» Written task:
Locate the line that contains "What's the underlying", then copy it and all later lines of the data below exactly, through the last one.

[Stored data]
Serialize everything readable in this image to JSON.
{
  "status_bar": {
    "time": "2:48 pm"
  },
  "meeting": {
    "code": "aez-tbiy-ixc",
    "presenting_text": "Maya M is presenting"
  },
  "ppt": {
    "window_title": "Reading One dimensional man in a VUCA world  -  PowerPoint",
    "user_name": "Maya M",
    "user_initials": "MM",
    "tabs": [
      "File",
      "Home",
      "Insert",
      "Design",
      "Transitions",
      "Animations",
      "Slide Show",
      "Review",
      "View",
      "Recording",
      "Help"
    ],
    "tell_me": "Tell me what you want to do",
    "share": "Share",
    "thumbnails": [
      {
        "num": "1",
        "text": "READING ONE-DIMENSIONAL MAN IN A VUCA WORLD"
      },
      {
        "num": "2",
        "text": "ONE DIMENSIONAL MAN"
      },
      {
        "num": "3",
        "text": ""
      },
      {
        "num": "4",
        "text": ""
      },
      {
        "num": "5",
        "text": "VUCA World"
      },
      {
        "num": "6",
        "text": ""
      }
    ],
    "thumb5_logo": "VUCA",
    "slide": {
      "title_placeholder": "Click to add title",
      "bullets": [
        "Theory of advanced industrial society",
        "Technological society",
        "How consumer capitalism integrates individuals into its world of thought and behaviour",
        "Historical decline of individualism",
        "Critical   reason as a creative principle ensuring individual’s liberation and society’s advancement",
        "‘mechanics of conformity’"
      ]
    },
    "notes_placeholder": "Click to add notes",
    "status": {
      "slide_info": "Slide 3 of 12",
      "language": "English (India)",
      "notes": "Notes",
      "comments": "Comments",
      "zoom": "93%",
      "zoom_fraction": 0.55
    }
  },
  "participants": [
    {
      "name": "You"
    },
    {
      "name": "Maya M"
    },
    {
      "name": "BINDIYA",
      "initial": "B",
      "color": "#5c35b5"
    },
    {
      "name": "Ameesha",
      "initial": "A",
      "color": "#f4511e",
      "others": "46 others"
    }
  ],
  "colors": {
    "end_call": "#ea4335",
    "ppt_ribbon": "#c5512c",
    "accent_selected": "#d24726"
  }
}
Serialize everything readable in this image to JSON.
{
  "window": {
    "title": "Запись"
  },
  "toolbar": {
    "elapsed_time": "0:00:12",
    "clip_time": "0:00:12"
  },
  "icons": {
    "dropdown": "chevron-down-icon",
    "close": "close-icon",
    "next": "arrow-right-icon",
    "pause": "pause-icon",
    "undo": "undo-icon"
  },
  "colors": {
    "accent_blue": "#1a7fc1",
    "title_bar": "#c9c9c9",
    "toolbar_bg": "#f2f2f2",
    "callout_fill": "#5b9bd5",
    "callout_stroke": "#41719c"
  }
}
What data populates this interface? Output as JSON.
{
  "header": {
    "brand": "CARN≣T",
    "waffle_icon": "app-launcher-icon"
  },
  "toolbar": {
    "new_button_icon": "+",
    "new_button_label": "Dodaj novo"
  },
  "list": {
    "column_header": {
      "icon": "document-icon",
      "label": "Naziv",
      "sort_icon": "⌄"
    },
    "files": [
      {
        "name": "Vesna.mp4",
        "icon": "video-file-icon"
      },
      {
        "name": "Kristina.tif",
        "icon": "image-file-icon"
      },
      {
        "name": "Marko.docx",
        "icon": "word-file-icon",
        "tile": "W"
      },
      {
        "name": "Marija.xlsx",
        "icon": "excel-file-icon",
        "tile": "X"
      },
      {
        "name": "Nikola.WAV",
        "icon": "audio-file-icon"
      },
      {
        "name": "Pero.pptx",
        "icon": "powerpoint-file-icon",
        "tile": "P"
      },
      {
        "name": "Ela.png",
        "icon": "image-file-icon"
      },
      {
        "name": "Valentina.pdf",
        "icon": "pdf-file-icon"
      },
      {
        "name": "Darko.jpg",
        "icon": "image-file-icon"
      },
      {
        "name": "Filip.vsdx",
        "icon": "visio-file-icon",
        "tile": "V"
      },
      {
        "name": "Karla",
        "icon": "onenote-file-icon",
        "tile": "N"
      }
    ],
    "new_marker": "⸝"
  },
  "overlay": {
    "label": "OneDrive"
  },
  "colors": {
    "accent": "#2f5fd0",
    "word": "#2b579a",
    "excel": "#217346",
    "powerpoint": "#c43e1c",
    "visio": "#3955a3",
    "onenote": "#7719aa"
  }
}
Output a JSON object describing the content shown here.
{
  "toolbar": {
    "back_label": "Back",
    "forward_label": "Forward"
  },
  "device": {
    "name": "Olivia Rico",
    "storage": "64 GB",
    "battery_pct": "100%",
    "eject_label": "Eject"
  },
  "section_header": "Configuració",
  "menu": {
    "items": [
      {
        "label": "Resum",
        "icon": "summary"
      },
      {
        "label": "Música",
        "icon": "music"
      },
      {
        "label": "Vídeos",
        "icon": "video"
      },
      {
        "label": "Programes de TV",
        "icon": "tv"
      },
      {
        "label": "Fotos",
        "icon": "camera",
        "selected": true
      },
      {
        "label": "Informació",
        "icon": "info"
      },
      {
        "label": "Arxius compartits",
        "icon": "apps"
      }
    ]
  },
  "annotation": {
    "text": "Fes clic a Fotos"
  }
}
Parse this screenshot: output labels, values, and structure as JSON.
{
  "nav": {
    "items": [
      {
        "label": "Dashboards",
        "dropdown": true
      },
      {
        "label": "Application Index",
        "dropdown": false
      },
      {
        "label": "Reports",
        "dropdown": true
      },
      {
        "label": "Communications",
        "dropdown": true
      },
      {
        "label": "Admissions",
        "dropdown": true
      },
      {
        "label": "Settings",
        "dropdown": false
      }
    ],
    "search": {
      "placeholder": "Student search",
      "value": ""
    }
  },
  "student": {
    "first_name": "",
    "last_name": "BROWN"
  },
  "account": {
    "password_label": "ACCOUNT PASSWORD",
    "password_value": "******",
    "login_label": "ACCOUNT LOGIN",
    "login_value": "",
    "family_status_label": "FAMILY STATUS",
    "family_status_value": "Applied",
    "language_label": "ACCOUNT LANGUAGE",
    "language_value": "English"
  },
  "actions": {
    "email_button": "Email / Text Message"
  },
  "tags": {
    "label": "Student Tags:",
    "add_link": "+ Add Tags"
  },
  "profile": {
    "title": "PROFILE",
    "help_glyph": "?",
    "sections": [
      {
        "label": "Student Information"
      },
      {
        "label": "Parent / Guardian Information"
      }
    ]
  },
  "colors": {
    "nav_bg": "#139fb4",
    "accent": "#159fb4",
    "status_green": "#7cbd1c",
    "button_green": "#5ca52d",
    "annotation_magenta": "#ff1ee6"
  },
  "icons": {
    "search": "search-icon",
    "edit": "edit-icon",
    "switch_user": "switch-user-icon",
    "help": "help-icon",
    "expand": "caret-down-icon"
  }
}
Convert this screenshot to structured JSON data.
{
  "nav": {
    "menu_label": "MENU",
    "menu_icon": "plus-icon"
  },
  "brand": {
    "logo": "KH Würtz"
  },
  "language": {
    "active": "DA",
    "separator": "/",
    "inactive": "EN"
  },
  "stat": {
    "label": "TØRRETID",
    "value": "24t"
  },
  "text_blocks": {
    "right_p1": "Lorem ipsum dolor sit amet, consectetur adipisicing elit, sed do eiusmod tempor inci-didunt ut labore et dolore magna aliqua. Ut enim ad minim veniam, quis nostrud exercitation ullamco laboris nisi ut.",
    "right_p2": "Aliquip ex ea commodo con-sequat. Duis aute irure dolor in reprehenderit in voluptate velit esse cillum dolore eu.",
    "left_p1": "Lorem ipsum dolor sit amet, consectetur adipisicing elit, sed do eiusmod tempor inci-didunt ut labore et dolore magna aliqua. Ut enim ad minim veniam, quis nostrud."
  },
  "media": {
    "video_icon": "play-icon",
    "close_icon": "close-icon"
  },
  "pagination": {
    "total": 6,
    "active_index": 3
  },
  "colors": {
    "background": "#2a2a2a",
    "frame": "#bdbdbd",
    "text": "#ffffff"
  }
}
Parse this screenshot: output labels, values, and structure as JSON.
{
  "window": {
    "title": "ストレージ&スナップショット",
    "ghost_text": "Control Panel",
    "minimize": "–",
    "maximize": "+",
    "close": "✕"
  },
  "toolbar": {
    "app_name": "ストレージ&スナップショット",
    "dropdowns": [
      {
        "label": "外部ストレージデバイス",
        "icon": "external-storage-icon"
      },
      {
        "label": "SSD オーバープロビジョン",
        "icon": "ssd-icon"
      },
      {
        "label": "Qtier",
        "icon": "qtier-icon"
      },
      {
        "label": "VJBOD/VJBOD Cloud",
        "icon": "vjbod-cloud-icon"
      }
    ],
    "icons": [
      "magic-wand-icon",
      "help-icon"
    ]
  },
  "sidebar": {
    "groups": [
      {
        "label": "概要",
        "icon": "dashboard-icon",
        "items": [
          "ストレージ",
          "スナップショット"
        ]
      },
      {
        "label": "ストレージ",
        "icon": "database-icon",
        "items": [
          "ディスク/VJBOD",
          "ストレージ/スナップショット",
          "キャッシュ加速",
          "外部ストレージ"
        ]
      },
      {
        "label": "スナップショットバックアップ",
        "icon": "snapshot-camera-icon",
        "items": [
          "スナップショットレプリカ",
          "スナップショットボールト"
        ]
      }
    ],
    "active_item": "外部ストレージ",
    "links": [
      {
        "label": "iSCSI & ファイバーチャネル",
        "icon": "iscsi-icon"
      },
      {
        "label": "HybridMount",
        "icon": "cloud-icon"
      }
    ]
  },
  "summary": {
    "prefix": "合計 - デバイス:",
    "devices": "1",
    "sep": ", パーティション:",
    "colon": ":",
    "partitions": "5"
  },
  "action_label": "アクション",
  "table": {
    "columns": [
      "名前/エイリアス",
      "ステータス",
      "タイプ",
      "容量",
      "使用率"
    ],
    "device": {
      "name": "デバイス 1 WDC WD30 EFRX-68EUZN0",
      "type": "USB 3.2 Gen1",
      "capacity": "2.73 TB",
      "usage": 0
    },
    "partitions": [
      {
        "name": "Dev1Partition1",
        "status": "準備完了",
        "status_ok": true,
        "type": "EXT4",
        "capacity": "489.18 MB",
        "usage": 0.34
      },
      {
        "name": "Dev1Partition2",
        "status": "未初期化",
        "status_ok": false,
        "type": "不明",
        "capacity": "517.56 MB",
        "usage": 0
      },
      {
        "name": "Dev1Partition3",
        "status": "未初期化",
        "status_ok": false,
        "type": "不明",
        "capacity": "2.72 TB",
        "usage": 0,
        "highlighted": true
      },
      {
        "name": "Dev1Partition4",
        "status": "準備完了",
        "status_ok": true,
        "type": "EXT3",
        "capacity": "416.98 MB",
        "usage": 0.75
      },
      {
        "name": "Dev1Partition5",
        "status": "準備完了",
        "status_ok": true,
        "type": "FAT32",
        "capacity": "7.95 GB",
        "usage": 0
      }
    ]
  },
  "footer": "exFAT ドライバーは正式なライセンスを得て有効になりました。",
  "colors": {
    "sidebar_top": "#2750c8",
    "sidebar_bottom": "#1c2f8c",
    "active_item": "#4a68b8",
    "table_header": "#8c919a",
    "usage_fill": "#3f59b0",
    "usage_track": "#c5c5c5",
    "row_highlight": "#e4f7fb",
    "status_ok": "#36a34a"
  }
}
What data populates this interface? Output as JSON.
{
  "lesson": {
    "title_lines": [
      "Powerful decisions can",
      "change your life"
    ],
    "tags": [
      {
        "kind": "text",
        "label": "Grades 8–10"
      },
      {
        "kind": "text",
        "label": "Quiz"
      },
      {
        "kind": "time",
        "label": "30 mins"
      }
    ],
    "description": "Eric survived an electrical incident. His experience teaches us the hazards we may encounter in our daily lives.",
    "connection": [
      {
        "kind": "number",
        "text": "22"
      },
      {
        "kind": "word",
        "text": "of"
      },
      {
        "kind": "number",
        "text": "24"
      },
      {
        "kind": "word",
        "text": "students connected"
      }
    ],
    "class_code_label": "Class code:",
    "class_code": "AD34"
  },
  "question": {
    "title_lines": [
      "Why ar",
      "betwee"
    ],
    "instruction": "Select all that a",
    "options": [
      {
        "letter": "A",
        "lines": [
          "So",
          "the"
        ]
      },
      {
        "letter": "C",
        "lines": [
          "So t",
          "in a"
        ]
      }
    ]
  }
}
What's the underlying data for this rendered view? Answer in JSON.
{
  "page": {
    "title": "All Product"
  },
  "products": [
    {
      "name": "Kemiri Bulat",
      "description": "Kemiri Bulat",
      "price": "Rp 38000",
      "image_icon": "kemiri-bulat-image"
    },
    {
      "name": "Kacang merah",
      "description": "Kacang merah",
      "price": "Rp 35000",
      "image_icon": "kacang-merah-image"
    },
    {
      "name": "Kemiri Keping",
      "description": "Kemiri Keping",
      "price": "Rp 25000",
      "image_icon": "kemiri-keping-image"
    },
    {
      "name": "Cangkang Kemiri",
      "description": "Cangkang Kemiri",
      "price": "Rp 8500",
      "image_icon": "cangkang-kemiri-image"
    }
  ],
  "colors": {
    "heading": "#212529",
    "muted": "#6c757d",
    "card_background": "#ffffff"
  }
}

» Correct answer:
What's the underlying data for this rendered view? Answer in JSON.
{
  "page": {
    "title": "All Product"
  },
  "products": [
    {
      "name": "Kemiri Bulat",
      "description": "Kemiri Bulat",
      "price": "Rp 38000",
      "image_icon": "kemiri-bulat-image"
    },
    {
      "name": "Kacang merah",
      "description": "Kacang merah",
      "price": "Rp 35000",
      "image_icon": "kacang-merah-image"
    },
    {
      "name": "Kemiri Keping",
      "description": "Kemiri Keping",
      "price": "Rp 25000",
      "image_icon": "kemiri-keping-image"
    },
    {
      "name": "Cangkang Kemiri",
      "description": "Cangkang Kemiri",
      "price": "Rp 8500",
      "image_icon": "cangkang-kemiri-image"
    }
  ],
  "colors": {
    "heading": "#212529",
    "muted": "#6c757d",
    "card_background": "#ffffff"
  }
}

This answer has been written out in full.